Can the data below be echoed back word for word?

(Data records)
═══

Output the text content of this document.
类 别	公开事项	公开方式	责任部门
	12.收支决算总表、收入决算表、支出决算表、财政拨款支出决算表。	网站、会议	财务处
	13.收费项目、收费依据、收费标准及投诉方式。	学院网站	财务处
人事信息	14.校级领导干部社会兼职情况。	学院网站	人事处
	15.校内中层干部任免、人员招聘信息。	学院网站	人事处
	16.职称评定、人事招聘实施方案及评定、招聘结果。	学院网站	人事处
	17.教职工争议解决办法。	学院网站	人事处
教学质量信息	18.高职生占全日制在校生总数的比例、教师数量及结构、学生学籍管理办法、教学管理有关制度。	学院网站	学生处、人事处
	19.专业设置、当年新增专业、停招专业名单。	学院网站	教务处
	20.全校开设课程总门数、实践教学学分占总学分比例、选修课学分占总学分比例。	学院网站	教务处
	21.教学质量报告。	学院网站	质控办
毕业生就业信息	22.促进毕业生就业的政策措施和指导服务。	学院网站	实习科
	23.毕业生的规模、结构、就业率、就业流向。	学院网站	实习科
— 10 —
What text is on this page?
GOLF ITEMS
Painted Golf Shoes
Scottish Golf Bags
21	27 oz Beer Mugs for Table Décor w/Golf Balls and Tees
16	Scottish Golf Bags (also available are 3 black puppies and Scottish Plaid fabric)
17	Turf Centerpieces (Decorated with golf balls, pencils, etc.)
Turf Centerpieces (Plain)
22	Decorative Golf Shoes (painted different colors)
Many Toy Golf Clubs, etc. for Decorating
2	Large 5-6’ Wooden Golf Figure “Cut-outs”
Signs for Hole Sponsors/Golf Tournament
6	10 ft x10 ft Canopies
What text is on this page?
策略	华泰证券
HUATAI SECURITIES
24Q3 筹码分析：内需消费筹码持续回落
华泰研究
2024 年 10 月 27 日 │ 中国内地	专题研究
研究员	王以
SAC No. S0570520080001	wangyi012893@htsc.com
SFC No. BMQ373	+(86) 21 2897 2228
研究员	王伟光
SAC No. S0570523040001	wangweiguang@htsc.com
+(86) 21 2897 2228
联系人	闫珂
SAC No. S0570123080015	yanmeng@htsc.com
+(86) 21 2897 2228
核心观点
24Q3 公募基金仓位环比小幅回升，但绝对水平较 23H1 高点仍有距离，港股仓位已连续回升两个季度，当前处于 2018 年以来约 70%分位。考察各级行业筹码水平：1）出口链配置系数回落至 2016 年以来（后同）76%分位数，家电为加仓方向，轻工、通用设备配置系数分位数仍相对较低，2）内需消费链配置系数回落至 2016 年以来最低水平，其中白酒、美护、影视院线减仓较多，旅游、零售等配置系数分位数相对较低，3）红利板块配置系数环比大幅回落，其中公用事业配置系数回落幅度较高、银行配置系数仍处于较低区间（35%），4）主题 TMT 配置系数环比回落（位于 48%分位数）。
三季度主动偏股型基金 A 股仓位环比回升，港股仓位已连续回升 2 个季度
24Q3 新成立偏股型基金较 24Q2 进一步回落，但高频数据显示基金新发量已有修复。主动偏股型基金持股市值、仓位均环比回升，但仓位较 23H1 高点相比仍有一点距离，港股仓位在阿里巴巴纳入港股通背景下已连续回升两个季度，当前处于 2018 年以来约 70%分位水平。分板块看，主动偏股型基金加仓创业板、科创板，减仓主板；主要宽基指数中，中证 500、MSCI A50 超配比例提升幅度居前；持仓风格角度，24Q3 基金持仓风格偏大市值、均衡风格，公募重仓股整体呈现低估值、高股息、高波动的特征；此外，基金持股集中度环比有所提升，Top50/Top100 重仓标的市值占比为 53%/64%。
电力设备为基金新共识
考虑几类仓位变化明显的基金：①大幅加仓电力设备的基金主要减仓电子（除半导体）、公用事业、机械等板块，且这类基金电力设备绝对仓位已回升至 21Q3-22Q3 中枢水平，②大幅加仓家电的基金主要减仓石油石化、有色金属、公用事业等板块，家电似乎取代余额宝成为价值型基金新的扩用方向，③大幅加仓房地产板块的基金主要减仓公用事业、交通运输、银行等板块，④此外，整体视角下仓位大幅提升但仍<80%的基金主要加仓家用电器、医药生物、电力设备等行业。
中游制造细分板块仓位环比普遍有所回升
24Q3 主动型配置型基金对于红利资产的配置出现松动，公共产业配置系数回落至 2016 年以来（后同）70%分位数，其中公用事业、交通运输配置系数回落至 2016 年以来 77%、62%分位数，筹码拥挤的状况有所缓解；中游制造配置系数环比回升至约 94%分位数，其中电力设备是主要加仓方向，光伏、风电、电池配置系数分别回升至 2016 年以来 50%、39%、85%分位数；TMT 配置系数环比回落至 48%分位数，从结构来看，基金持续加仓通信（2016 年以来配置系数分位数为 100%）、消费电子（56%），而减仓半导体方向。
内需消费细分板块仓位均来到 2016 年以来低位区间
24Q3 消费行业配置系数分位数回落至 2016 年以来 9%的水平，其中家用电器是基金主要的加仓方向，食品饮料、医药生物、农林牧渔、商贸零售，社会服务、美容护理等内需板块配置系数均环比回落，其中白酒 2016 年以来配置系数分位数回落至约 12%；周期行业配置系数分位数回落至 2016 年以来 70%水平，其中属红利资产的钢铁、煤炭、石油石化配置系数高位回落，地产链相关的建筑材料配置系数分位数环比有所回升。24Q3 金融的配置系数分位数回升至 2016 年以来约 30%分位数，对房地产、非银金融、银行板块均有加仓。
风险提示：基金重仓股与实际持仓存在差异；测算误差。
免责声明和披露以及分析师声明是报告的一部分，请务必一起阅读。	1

═══

> Task result:
Output the text content of this document.
类 别	公开事项	公开方式	责任部门
	12.收支决算总表、收入决算表、支出决算表、财政拨款支出决算表。	网站、会议	财务处
	13.收费项目、收费依据、收费标准及投诉方式。	学院网站	财务处
人事信息	14.校级领导干部社会兼职情况。	学院网站	人事处
	15.校内中层干部任免、人员招聘信息。	学院网站	人事处
	16.职称评定、人事招聘实施方案及评定、招聘结果。	学院网站	人事处
	17.教职工争议解决办法。	学院网站	人事处
教学质量信息	18.高职生占全日制在校生总数的比例、教师数量及结构、学生学籍管理办法、教学管理有关制度。	学院网站	学生处、人事处
	19.专业设置、当年新增专业、停招专业名单。	学院网站	教务处
	20.全校开设课程总门数、实践教学学分占总学分比例、选修课学分占总学分比例。	学院网站	教务处
	21.教学质量报告。	学院网站	质控办
毕业生就业信息	22.促进毕业生就业的政策措施和指导服务。	学院网站	实习科
	23.毕业生的规模、结构、就业率、就业流向。	学院网站	实习科
— 10 —
What text is on this page?
GOLF ITEMS
Painted Golf Shoes
Scottish Golf Bags
21	27 oz Beer Mugs for Table Décor w/Golf Balls and Tees
16	Scottish Golf Bags (also available are 3 black puppies and Scottish Plaid fabric)
17	Turf Centerpieces (Decorated with golf balls, pencils, etc.)
Turf Centerpieces (Plain)
22	Decorative Golf Shoes (painted different colors)
Many Toy Golf Clubs, etc. for Decorating
2	Large 5-6’ Wooden Golf Figure “Cut-outs”
Signs for Hole Sponsors/Golf Tournament
6	10 ft x10 ft Canopies
What text is on this page?
策略	华泰证券
HUATAI SECURITIES
24Q3 筹码分析：内需消费筹码持续回落
华泰研究
2024 年 10 月 27 日 │ 中国内地	专题研究
研究员	王以
SAC No. S0570520080001	wangyi012893@htsc.com
SFC No. BMQ373	+(86) 21 2897 2228
研究员	王伟光
SAC No. S0570523040001	wangweiguang@htsc.com
+(86) 21 2897 2228
联系人	闫珂
SAC No. S0570123080015	yanmeng@htsc.com
+(86) 21 2897 2228
核心观点
24Q3 公募基金仓位环比小幅回升，但绝对水平较 23H1 高点仍有距离，港股仓位已连续回升两个季度，当前处于 2018 年以来约 70%分位。考察各级行业筹码水平：1）出口链配置系数回落至 2016 年以来（后同）76%分位数，家电为加仓方向，轻工、通用设备配置系数分位数仍相对较低，2）内需消费链配置系数回落至 2016 年以来最低水平，其中白酒、美护、影视院线减仓较多，旅游、零售等配置系数分位数相对较低，3）红利板块配置系数环比大幅回落，其中公用事业配置系数回落幅度较高、银行配置系数仍处于较低区间（35%），4）主题 TMT 配置系数环比回落（位于 48%分位数）。
三季度主动偏股型基金 A 股仓位环比回升，港股仓位已连续回升 2 个季度
24Q3 新成立偏股型基金较 24Q2 进一步回落，但高频数据显示基金新发量已有修复。主动偏股型基金持股市值、仓位均环比回升，但仓位较 23H1 高点相比仍有一点距离，港股仓位在阿里巴巴纳入港股通背景下已连续回升两个季度，当前处于 2018 年以来约 70%分位水平。分板块看，主动偏股型基金加仓创业板、科创板，减仓主板；主要宽基指数中，中证 500、MSCI A50 超配比例提升幅度居前；持仓风格角度，24Q3 基金持仓风格偏大市值、均衡风格，公募重仓股整体呈现低估值、高股息、高波动的特征；此外，基金持股集中度环比有所提升，Top50/Top100 重仓标的市值占比为 53%/64%。
电力设备为基金新共识
考虑几类仓位变化明显的基金：①大幅加仓电力设备的基金主要减仓电子（除半导体）、公用事业、机械等板块，且这类基金电力设备绝对仓位已回升至 21Q3-22Q3 中枢水平，②大幅加仓家电的基金主要减仓石油石化、有色金属、公用事业等板块，家电似乎取代余额宝成为价值型基金新的扩用方向，③大幅加仓房地产板块的基金主要减仓公用事业、交通运输、银行等板块，④此外，整体视角下仓位大幅提升但仍<80%的基金主要加仓家用电器、医药生物、电力设备等行业。
中游制造细分板块仓位环比普遍有所回升
24Q3 主动型配置型基金对于红利资产的配置出现松动，公共产业配置系数回落至 2016 年以来（后同）70%分位数，其中公用事业、交通运输配置系数回落至 2016 年以来 77%、62%分位数，筹码拥挤的状况有所缓解；中游制造配置系数环比回升至约 94%分位数，其中电力设备是主要加仓方向，光伏、风电、电池配置系数分别回升至 2016 年以来 50%、39%、85%分位数；TMT 配置系数环比回落至 48%分位数，从结构来看，基金持续加仓通信（2016 年以来配置系数分位数为 100%）、消费电子（56%），而减仓半导体方向。
内需消费细分板块仓位均来到 2016 年以来低位区间
24Q3 消费行业配置系数分位数回落至 2016 年以来 9%的水平，其中家用电器是基金主要的加仓方向，食品饮料、医药生物、农林牧渔、商贸零售，社会服务、美容护理等内需板块配置系数均环比回落，其中白酒 2016 年以来配置系数分位数回落至约 12%；周期行业配置系数分位数回落至 2016 年以来 70%水平，其中属红利资产的钢铁、煤炭、石油石化配置系数高位回落，地产链相关的建筑材料配置系数分位数环比有所回升。24Q3 金融的配置系数分位数回升至 2016 年以来约 30%分位数，对房地产、非银金融、银行板块均有加仓。
风险提示：基金重仓股与实际持仓存在差异；测算误差。
免责声明和披露以及分析师声明是报告的一部分，请务必一起阅读。	1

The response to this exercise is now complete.